Work request:
Exact reproduction of every entry is required.

Stored items from a collection

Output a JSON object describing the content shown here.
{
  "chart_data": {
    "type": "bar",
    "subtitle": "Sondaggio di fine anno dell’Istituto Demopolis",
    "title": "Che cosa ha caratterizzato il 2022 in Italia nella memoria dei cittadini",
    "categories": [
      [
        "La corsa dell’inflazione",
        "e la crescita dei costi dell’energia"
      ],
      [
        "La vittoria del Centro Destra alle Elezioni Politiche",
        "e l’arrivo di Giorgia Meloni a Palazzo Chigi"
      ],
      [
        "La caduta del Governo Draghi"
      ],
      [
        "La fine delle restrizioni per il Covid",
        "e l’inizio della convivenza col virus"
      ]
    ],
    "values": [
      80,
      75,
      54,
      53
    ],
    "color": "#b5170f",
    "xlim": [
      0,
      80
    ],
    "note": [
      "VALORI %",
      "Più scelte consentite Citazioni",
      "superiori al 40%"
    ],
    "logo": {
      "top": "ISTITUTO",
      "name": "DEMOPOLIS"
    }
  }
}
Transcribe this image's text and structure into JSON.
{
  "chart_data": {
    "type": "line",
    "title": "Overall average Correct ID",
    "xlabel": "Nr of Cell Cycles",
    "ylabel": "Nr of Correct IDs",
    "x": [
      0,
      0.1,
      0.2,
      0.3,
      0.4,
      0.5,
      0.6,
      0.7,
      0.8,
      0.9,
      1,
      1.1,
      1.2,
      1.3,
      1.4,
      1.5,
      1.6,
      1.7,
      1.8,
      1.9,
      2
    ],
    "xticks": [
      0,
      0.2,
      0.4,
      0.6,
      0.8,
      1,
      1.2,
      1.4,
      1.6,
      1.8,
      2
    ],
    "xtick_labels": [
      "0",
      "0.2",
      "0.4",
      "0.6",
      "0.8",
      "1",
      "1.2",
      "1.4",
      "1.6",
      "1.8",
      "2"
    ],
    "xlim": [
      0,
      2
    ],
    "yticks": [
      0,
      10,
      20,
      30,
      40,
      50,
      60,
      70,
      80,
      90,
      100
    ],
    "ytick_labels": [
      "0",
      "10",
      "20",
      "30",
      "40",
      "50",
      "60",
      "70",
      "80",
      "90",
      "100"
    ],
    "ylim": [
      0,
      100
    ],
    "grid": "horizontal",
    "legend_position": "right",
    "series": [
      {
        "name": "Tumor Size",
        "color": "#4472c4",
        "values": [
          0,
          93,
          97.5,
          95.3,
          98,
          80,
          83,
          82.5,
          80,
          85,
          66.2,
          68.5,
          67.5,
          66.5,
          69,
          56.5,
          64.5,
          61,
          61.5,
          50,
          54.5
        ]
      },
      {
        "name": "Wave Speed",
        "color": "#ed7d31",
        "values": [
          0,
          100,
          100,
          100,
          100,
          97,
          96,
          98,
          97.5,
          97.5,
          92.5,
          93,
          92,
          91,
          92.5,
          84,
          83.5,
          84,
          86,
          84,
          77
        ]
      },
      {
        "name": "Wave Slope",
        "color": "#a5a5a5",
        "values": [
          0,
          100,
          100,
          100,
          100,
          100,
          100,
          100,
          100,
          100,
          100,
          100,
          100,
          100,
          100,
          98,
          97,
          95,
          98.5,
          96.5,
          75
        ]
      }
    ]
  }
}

Your solution:
Output a JSON object describing the content shown here.
{
  "chart_data": {
    "type": "bar",
    "subtitle": "Sondaggio di fine anno dell’Istituto Demopolis",
    "title": "Che cosa ha caratterizzato il 2022 in Italia nella memoria dei cittadini",
    "categories": [
      [
        "La corsa dell’inflazione",
        "e la crescita dei costi dell’energia"
      ],
      [
        "La vittoria del Centro Destra alle Elezioni Politiche",
        "e l’arrivo di Giorgia Meloni a Palazzo Chigi"
      ],
      [
        "La caduta del Governo Draghi"
      ],
      [
        "La fine delle restrizioni per il Covid",
        "e l’inizio della convivenza col virus"
      ]
    ],
    "values": [
      80,
      75,
      54,
      53
    ],
    "color": "#b5170f",
    "xlim": [
      0,
      80
    ],
    "note": [
      "VALORI %",
      "Più scelte consentite Citazioni",
      "superiori al 40%"
    ],
    "logo": {
      "top": "ISTITUTO",
      "name": "DEMOPOLIS"
    }
  }
}
Transcribe this image's text and structure into JSON.
{
  "chart_data": {
    "type": "line",
    "title": "Overall average Correct ID",
    "xlabel": "Nr of Cell Cycles",
    "ylabel": "Nr of Correct IDs",
    "x": [
      0,
      0.1,
      0.2,
      0.3,
      0.4,
      0.5,
      0.6,
      0.7,
      0.8,
      0.9,
      1,
      1.1,
      1.2,
      1.3,
      1.4,
      1.5,
      1.6,
      1.7,
      1.8,
      1.9,
      2
    ],
    "xticks": [
      0,
      0.2,
      0.4,
      0.6,
      0.8,
      1,
      1.2,
      1.4,
      1.6,
      1.8,
      2
    ],
    "xtick_labels": [
      "0",
      "0.2",
      "0.4",
      "0.6",
      "0.8",
      "1",
      "1.2",
      "1.4",
      "1.6",
      "1.8",
      "2"
    ],
    "xlim": [
      0,
      2
    ],
    "yticks": [
      0,
      10,
      20,
      30,
      40,
      50,
      60,
      70,
      80,
      90,
      100
    ],
    "ytick_labels": [
      "0",
      "10",
      "20",
      "30",
      "40",
      "50",
      "60",
      "70",
      "80",
      "90",
      "100"
    ],
    "ylim": [
      0,
      100
    ],
    "grid": "horizontal",
    "legend_position": "right",
    "series": [
      {
        "name": "Tumor Size",
        "color": "#4472c4",
        "values": [
          0,
          93,
          97.5,
          95.3,
          98,
          80,
          83,
          82.5,
          80,
          85,
          66.2,
          68.5,
          67.5,
          66.5,
          69,
          56.5,
          64.5,
          61,
          61.5,
          50,
          54.5
        ]
      },
      {
        "name": "Wave Speed",
        "color": "#ed7d31",
        "values": [
          0,
          100,
          100,
          100,
          100,
          97,
          96,
          98,
          97.5,
          97.5,
          92.5,
          93,
          92,
          91,
          92.5,
          84,
          83.5,
          84,
          86,
          84,
          77
        ]
      },
      {
        "name": "Wave Slope",
        "color": "#a5a5a5",
        "values": [
          0,
          100,
          100,
          100,
          100,
          100,
          100,
          100,
          100,
          100,
          100,
          100,
          100,
          100,
          100,
          98,
          97,
          95,
          98.5,
          96.5,
          75
        ]
      }
    ]
  }
}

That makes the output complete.